◆ **Supplied records**

◇ ◇ ◇

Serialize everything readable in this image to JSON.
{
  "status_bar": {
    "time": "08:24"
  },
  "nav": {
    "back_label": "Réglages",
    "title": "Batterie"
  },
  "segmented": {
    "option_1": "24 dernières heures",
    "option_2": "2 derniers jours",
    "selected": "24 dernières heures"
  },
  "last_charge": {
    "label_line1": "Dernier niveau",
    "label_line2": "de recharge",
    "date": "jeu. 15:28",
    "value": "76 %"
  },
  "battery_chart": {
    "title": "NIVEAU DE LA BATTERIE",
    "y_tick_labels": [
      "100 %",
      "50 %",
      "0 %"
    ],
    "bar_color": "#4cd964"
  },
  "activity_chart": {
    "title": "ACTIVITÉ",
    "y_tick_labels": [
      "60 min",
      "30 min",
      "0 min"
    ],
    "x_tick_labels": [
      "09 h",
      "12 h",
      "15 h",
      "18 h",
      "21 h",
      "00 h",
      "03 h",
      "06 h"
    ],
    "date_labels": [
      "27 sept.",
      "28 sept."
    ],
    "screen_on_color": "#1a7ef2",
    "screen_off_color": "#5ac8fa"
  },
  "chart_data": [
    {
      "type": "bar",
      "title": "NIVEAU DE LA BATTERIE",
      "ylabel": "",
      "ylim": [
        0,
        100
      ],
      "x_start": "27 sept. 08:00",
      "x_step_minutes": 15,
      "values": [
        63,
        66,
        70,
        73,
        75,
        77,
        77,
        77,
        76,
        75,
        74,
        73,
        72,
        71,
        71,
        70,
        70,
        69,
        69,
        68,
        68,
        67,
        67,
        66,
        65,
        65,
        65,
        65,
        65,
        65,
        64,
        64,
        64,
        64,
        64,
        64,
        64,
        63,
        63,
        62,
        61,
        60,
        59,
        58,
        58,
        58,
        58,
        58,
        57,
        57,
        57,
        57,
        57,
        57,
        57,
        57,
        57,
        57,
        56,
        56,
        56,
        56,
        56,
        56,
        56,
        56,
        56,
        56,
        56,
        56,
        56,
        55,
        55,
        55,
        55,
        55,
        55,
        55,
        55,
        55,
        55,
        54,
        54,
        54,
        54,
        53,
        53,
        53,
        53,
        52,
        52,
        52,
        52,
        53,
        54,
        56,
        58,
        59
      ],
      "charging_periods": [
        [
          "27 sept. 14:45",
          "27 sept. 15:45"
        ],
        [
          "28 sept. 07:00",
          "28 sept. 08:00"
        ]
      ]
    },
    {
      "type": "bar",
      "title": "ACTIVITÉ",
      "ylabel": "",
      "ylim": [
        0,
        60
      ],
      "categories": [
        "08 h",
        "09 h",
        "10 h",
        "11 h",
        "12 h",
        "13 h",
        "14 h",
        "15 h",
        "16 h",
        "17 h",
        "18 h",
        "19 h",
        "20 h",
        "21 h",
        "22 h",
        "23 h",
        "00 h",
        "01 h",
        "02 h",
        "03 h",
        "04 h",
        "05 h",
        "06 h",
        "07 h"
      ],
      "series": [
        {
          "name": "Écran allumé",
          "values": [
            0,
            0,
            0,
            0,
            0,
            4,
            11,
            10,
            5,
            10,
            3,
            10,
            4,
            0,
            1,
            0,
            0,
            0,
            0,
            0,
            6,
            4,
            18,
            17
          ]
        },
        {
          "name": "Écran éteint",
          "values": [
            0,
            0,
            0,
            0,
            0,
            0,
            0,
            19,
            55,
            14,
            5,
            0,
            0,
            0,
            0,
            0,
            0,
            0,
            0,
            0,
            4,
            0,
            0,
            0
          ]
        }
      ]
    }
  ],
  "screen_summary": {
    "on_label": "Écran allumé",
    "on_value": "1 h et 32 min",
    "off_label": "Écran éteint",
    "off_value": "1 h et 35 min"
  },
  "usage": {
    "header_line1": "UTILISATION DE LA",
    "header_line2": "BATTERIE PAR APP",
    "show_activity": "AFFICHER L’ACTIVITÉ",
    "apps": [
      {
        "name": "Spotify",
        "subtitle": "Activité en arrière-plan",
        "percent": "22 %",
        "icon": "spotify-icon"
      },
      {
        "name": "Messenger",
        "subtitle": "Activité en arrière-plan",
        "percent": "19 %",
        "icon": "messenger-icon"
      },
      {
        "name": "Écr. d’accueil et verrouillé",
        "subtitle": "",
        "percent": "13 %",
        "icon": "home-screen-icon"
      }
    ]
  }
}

◇ ◇ ◇

◆ **What to work on**
All of the data shown above must be copied exactly.

◆ **Full answer**
Serialize everything readable in this image to JSON.
{
  "status_bar": {
    "time": "08:24"
  },
  "nav": {
    "back_label": "Réglages",
    "title": "Batterie"
  },
  "segmented": {
    "option_1": "24 dernières heures",
    "option_2": "2 derniers jours",
    "selected": "24 dernières heures"
  },
  "last_charge": {
    "label_line1": "Dernier niveau",
    "label_line2": "de recharge",
    "date": "jeu. 15:28",
    "value": "76 %"
  },
  "battery_chart": {
    "title": "NIVEAU DE LA BATTERIE",
    "y_tick_labels": [
      "100 %",
      "50 %",
      "0 %"
    ],
    "bar_color": "#4cd964"
  },
  "activity_chart": {
    "title": "ACTIVITÉ",
    "y_tick_labels": [
      "60 min",
      "30 min",
      "0 min"
    ],
    "x_tick_labels": [
      "09 h",
      "12 h",
      "15 h",
      "18 h",
      "21 h",
      "00 h",
      "03 h",
      "06 h"
    ],
    "date_labels": [
      "27 sept.",
      "28 sept."
    ],
    "screen_on_color": "#1a7ef2",
    "screen_off_color": "#5ac8fa"
  },
  "chart_data": [
    {
      "type": "bar",
      "title": "NIVEAU DE LA BATTERIE",
      "ylabel": "",
      "ylim": [
        0,
        100
      ],
      "x_start": "27 sept. 08:00",
      "x_step_minutes": 15,
      "values": [
        63,
        66,
        70,
        73,
        75,
        77,
        77,
        77,
        76,
        75,
        74,
        73,
        72,
        71,
        71,
        70,
        70,
        69,
        69,
        68,
        68,
        67,
        67,
        66,
        65,
        65,
        65,
        65,
        65,
        65,
        64,
        64,
        64,
        64,
        64,
        64,
        64,
        63,
        63,
        62,
        61,
        60,
        59,
        58,
        58,
        58,
        58,
        58,
        57,
        57,
        57,
        57,
        57,
        57,
        57,
        57,
        57,
        57,
        56,
        56,
        56,
        56,
        56,
        56,
        56,
        56,
        56,
        56,
        56,
        56,
        56,
        55,
        55,
        55,
        55,
        55,
        55,
        55,
        55,
        55,
        55,
        54,
        54,
        54,
        54,
        53,
        53,
        53,
        53,
        52,
        52,
        52,
        52,
        53,
        54,
        56,
        58,
        59
      ],
      "charging_periods": [
        [
          "27 sept. 14:45",
          "27 sept. 15:45"
        ],
        [
          "28 sept. 07:00",
          "28 sept. 08:00"
        ]
      ]
    },
    {
      "type": "bar",
      "title": "ACTIVITÉ",
      "ylabel": "",
      "ylim": [
        0,
        60
      ],
      "categories": [
        "08 h",
        "09 h",
        "10 h",
        "11 h",
        "12 h",
        "13 h",
        "14 h",
        "15 h",
        "16 h",
        "17 h",
        "18 h",
        "19 h",
        "20 h",
        "21 h",
        "22 h",
        "23 h",
        "00 h",
        "01 h",
        "02 h",
        "03 h",
        "04 h",
        "05 h",
        "06 h",
        "07 h"
      ],
      "series": [
        {
          "name": "Écran allumé",
          "values": [
            0,
            0,
            0,
            0,
            0,
            4,
            11,
            10,
            5,
            10,
            3,
            10,
            4,
            0,
            1,
            0,
            0,
            0,
            0,
            0,
            6,
            4,
            18,
            17
          ]
        },
        {
          "name": "Écran éteint",
          "values": [
            0,
            0,
            0,
            0,
            0,
            0,
            0,
            19,
            55,
            14,
            5,
            0,
            0,
            0,
            0,
            0,
            0,
            0,
            0,
            0,
            4,
            0,
            0,
            0
          ]
        }
      ]
    }
  ],
  "screen_summary": {
    "on_label": "Écran allumé",
    "on_value": "1 h et 32 min",
    "off_label": "Écran éteint",
    "off_value": "1 h et 35 min"
  },
  "usage": {
    "header_line1": "UTILISATION DE LA",
    "header_line2": "BATTERIE PAR APP",
    "show_activity": "AFFICHER L’ACTIVITÉ",
    "apps": [
      {
        "name": "Spotify",
        "subtitle": "Activité en arrière-plan",
        "percent": "22 %",
        "icon": "spotify-icon"
      },
      {
        "name": "Messenger",
        "subtitle": "Activité en arrière-plan",
        "percent": "19 %",
        "icon": "messenger-icon"
      },
      {
        "name": "Écr. d’accueil et verrouillé",
        "subtitle": "",
        "percent": "13 %",
        "icon": "home-screen-icon"
      }
    ]
  }
}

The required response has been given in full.